▶ **Set problem**
Return all of the lines below exactly as they are.
■ ■ ■ ■ ■ ■ ■
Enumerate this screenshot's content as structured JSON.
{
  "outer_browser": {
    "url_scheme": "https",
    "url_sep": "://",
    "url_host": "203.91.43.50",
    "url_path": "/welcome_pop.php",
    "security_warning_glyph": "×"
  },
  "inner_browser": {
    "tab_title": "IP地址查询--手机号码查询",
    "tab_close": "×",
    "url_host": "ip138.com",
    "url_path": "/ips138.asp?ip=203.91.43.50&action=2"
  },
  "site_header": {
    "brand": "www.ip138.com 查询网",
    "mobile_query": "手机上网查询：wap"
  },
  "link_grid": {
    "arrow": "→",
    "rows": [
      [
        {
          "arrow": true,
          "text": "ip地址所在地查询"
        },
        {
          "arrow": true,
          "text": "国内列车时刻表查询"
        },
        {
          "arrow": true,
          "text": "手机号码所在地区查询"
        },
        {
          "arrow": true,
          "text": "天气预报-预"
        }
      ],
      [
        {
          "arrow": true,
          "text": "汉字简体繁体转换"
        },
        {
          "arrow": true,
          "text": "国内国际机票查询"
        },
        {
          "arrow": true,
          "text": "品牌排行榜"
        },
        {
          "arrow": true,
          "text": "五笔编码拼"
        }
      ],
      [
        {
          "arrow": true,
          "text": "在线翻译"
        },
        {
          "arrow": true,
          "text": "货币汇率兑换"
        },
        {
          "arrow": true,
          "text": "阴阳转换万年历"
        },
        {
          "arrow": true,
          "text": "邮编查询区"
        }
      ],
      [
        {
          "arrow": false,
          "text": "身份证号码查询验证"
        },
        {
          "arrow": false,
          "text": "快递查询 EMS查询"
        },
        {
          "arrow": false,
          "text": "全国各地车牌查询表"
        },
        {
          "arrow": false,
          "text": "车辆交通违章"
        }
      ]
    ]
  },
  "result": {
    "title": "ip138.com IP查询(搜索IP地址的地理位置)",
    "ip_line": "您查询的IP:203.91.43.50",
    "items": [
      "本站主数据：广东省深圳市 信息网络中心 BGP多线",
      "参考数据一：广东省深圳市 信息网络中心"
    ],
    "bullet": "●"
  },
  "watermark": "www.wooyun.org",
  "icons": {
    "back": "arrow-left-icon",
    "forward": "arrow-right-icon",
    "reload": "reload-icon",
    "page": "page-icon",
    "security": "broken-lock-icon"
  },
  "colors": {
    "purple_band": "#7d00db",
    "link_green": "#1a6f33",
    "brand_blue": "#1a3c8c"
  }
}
■ ■ ■ ■ ■ ■ ■
▶ **Answer below**
Enumerate this screenshot's content as structured JSON.
{
  "outer_browser": {
    "url_scheme": "https",
    "url_sep": "://",
    "url_host": "203.91.43.50",
    "url_path": "/welcome_pop.php",
    "security_warning_glyph": "×"
  },
  "inner_browser": {
    "tab_title": "IP地址查询--手机号码查询",
    "tab_close": "×",
    "url_host": "ip138.com",
    "url_path": "/ips138.asp?ip=203.91.43.50&action=2"
  },
  "site_header": {
    "brand": "www.ip138.com 查询网",
    "mobile_query": "手机上网查询：wap"
  },
  "link_grid": {
    "arrow": "→",
    "rows": [
      [
        {
          "arrow": true,
          "text": "ip地址所在地查询"
        },
        {
          "arrow": true,
          "text": "国内列车时刻表查询"
        },
        {
          "arrow": true,
          "text": "手机号码所在地区查询"
        },
        {
          "arrow": true,
          "text": "天气预报-预"
        }
      ],
      [
        {
          "arrow": true,
          "text": "汉字简体繁体转换"
        },
        {
          "arrow": true,
          "text": "国内国际机票查询"
        },
        {
          "arrow": true,
          "text": "品牌排行榜"
        },
        {
          "arrow": true,
          "text": "五笔编码拼"
        }
      ],
      [
        {
          "arrow": true,
          "text": "在线翻译"
        },
        {
          "arrow": true,
          "text": "货币汇率兑换"
        },
        {
          "arrow": true,
          "text": "阴阳转换万年历"
        },
        {
          "arrow": true,
          "text": "邮编查询区"
        }
      ],
      [
        {
          "arrow": false,
          "text": "身份证号码查询验证"
        },
        {
          "arrow": false,
          "text": "快递查询 EMS查询"
        },
        {
          "arrow": false,
          "text": "全国各地车牌查询表"
        },
        {
          "arrow": false,
          "text": "车辆交通违章"
        }
      ]
    ]
  },
  "result": {
    "title": "ip138.com IP查询(搜索IP地址的地理位置)",
    "ip_line": "您查询的IP:203.91.43.50",
    "items": [
      "本站主数据：广东省深圳市 信息网络中心 BGP多线",
      "参考数据一：广东省深圳市 信息网络中心"
    ],
    "bullet": "●"
  },
  "watermark": "www.wooyun.org",
  "icons": {
    "back": "arrow-left-icon",
    "forward": "arrow-right-icon",
    "reload": "reload-icon",
    "page": "page-icon",
    "security": "broken-lock-icon"
  },
  "colors": {
    "purple_band": "#7d00db",
    "link_green": "#1a6f33",
    "brand_blue": "#1a3c8c"
  }
}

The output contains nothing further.